-- begin TASK INPUTS --

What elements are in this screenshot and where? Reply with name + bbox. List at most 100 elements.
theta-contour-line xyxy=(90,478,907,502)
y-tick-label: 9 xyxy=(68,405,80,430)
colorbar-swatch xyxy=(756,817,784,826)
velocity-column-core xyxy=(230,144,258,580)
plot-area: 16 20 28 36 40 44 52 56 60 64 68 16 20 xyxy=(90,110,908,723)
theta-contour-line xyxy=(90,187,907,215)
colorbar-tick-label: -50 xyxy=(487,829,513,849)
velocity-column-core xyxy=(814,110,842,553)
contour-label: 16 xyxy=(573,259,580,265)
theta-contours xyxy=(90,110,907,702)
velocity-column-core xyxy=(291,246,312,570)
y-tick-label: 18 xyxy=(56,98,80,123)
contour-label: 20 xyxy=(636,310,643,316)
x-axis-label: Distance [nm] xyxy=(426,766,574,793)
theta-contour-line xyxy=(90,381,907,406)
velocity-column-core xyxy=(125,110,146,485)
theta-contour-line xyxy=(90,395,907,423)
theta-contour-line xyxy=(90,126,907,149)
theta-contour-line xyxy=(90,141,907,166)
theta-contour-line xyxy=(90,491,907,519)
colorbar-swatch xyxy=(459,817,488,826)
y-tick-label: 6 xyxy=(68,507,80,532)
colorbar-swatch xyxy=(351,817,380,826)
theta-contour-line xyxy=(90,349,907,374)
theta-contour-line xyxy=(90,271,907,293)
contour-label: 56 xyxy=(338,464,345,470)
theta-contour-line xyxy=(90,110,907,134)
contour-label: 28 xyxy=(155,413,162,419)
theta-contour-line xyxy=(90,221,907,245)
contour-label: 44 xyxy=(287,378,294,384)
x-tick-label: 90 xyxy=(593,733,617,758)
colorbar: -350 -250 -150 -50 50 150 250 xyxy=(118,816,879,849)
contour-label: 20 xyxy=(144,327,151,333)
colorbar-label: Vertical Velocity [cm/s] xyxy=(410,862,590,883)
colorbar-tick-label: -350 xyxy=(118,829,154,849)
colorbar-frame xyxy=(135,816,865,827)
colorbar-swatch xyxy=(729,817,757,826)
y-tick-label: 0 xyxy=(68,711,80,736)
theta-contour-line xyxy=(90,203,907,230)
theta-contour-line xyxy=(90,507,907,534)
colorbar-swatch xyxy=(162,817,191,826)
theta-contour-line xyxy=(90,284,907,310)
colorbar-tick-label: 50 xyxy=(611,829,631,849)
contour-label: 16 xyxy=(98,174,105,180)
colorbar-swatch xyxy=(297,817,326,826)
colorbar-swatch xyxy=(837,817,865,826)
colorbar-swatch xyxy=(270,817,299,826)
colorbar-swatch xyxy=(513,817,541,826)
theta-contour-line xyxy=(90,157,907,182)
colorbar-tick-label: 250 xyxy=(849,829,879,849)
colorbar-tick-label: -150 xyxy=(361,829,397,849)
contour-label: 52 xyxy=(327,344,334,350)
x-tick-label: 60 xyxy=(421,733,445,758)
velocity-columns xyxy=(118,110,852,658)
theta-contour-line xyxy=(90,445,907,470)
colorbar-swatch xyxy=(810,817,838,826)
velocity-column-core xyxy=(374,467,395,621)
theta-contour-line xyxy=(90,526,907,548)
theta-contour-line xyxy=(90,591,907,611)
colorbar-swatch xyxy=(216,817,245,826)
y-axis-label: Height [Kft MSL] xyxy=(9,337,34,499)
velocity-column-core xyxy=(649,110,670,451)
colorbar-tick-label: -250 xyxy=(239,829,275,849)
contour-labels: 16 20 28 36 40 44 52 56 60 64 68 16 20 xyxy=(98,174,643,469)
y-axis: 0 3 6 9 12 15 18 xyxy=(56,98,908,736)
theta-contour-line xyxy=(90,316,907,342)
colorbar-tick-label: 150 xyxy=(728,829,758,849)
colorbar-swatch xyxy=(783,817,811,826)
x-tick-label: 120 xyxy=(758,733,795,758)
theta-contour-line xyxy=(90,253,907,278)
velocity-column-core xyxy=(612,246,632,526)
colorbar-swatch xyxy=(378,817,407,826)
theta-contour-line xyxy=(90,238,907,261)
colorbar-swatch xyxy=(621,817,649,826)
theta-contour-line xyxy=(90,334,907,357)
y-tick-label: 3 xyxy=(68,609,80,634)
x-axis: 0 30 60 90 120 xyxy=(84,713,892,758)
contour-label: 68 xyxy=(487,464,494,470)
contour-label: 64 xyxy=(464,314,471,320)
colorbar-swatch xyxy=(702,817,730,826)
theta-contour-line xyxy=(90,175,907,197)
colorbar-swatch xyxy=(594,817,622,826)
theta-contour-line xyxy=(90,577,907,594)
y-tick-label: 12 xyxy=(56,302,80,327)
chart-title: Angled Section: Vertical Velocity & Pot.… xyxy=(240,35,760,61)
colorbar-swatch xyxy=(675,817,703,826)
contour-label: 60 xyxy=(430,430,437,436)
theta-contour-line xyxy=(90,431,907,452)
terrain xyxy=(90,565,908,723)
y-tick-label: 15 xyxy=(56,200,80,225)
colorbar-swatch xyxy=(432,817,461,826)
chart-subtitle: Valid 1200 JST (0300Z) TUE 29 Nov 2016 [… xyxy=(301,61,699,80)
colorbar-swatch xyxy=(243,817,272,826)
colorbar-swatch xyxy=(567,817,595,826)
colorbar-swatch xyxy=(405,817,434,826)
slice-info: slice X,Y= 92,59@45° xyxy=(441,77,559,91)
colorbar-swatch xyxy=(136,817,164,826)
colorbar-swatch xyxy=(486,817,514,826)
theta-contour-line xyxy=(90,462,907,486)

-- end TASK INPUTS --

WHAT TO DO: Copy every line of the material above word for word, without changing anything.

THE RESPONSE:
What elements are in this screenshot and where? Reply with name + bbox. List at most 100 elements.
theta-contour-line xyxy=(90,478,907,502)
y-tick-label: 9 xyxy=(68,405,80,430)
colorbar-swatch xyxy=(756,817,784,826)
velocity-column-core xyxy=(230,144,258,580)
plot-area: 16 20 28 36 40 44 52 56 60 64 68 16 20 xyxy=(90,110,908,723)
theta-contour-line xyxy=(90,187,907,215)
colorbar-tick-label: -50 xyxy=(487,829,513,849)
velocity-column-core xyxy=(814,110,842,553)
contour-label: 16 xyxy=(573,259,580,265)
theta-contours xyxy=(90,110,907,702)
velocity-column-core xyxy=(291,246,312,570)
y-tick-label: 18 xyxy=(56,98,80,123)
contour-label: 20 xyxy=(636,310,643,316)
x-axis-label: Distance [nm] xyxy=(426,766,574,793)
theta-contour-line xyxy=(90,381,907,406)
velocity-column-core xyxy=(125,110,146,485)
theta-contour-line xyxy=(90,395,907,423)
theta-contour-line xyxy=(90,126,907,149)
theta-contour-line xyxy=(90,141,907,166)
theta-contour-line xyxy=(90,491,907,519)
colorbar-swatch xyxy=(459,817,488,826)
y-tick-label: 6 xyxy=(68,507,80,532)
colorbar-swatch xyxy=(351,817,380,826)
theta-contour-line xyxy=(90,349,907,374)
theta-contour-line xyxy=(90,271,907,293)
contour-label: 56 xyxy=(338,464,345,470)
theta-contour-line xyxy=(90,110,907,134)
contour-label: 28 xyxy=(155,413,162,419)
theta-contour-line xyxy=(90,221,907,245)
contour-label: 44 xyxy=(287,378,294,384)
x-tick-label: 90 xyxy=(593,733,617,758)
colorbar: -350 -250 -150 -50 50 150 250 xyxy=(118,816,879,849)
contour-label: 20 xyxy=(144,327,151,333)
colorbar-label: Vertical Velocity [cm/s] xyxy=(410,862,590,883)
colorbar-tick-label: -350 xyxy=(118,829,154,849)
colorbar-frame xyxy=(135,816,865,827)
colorbar-swatch xyxy=(729,817,757,826)
y-tick-label: 0 xyxy=(68,711,80,736)
theta-contour-line xyxy=(90,203,907,230)
theta-contour-line xyxy=(90,507,907,534)
colorbar-swatch xyxy=(162,817,191,826)
theta-contour-line xyxy=(90,284,907,310)
colorbar-tick-label: 50 xyxy=(611,829,631,849)
contour-label: 16 xyxy=(98,174,105,180)
colorbar-swatch xyxy=(297,817,326,826)
colorbar-swatch xyxy=(837,817,865,826)
colorbar-swatch xyxy=(270,817,299,826)
colorbar-swatch xyxy=(513,817,541,826)
theta-contour-line xyxy=(90,157,907,182)
colorbar-tick-label: 250 xyxy=(849,829,879,849)
colorbar-tick-label: -150 xyxy=(361,829,397,849)
contour-label: 52 xyxy=(327,344,334,350)
x-tick-label: 60 xyxy=(421,733,445,758)
velocity-columns xyxy=(118,110,852,658)
theta-contour-line xyxy=(90,445,907,470)
colorbar-swatch xyxy=(810,817,838,826)
velocity-column-core xyxy=(374,467,395,621)
theta-contour-line xyxy=(90,526,907,548)
theta-contour-line xyxy=(90,591,907,611)
colorbar-swatch xyxy=(216,817,245,826)
y-axis-label: Height [Kft MSL] xyxy=(9,337,34,499)
velocity-column-core xyxy=(649,110,670,451)
colorbar-tick-label: -250 xyxy=(239,829,275,849)
contour-labels: 16 20 28 36 40 44 52 56 60 64 68 16 20 xyxy=(98,174,643,469)
y-axis: 0 3 6 9 12 15 18 xyxy=(56,98,908,736)
theta-contour-line xyxy=(90,316,907,342)
colorbar-tick-label: 150 xyxy=(728,829,758,849)
colorbar-swatch xyxy=(783,817,811,826)
x-tick-label: 120 xyxy=(758,733,795,758)
theta-contour-line xyxy=(90,253,907,278)
velocity-column-core xyxy=(612,246,632,526)
colorbar-swatch xyxy=(378,817,407,826)
theta-contour-line xyxy=(90,238,907,261)
colorbar-swatch xyxy=(621,817,649,826)
theta-contour-line xyxy=(90,334,907,357)
y-tick-label: 3 xyxy=(68,609,80,634)
x-axis: 0 30 60 90 120 xyxy=(84,713,892,758)
contour-label: 68 xyxy=(487,464,494,470)
contour-label: 64 xyxy=(464,314,471,320)
colorbar-swatch xyxy=(702,817,730,826)
theta-contour-line xyxy=(90,175,907,197)
colorbar-swatch xyxy=(594,817,622,826)
theta-contour-line xyxy=(90,577,907,594)
y-tick-label: 12 xyxy=(56,302,80,327)
chart-title: Angled Section: Vertical Velocity & Pot.… xyxy=(240,35,760,61)
colorbar-swatch xyxy=(675,817,703,826)
contour-label: 60 xyxy=(430,430,437,436)
theta-contour-line xyxy=(90,431,907,452)
terrain xyxy=(90,565,908,723)
y-tick-label: 15 xyxy=(56,200,80,225)
colorbar-swatch xyxy=(432,817,461,826)
chart-subtitle: Valid 1200 JST (0300Z) TUE 29 Nov 2016 [… xyxy=(301,61,699,80)
colorbar-swatch xyxy=(243,817,272,826)
colorbar-swatch xyxy=(567,817,595,826)
colorbar-swatch xyxy=(405,817,434,826)
slice-info: slice X,Y= 92,59@45° xyxy=(441,77,559,91)
colorbar-swatch xyxy=(136,817,164,826)
colorbar-swatch xyxy=(486,817,514,826)
theta-contour-line xyxy=(90,462,907,486)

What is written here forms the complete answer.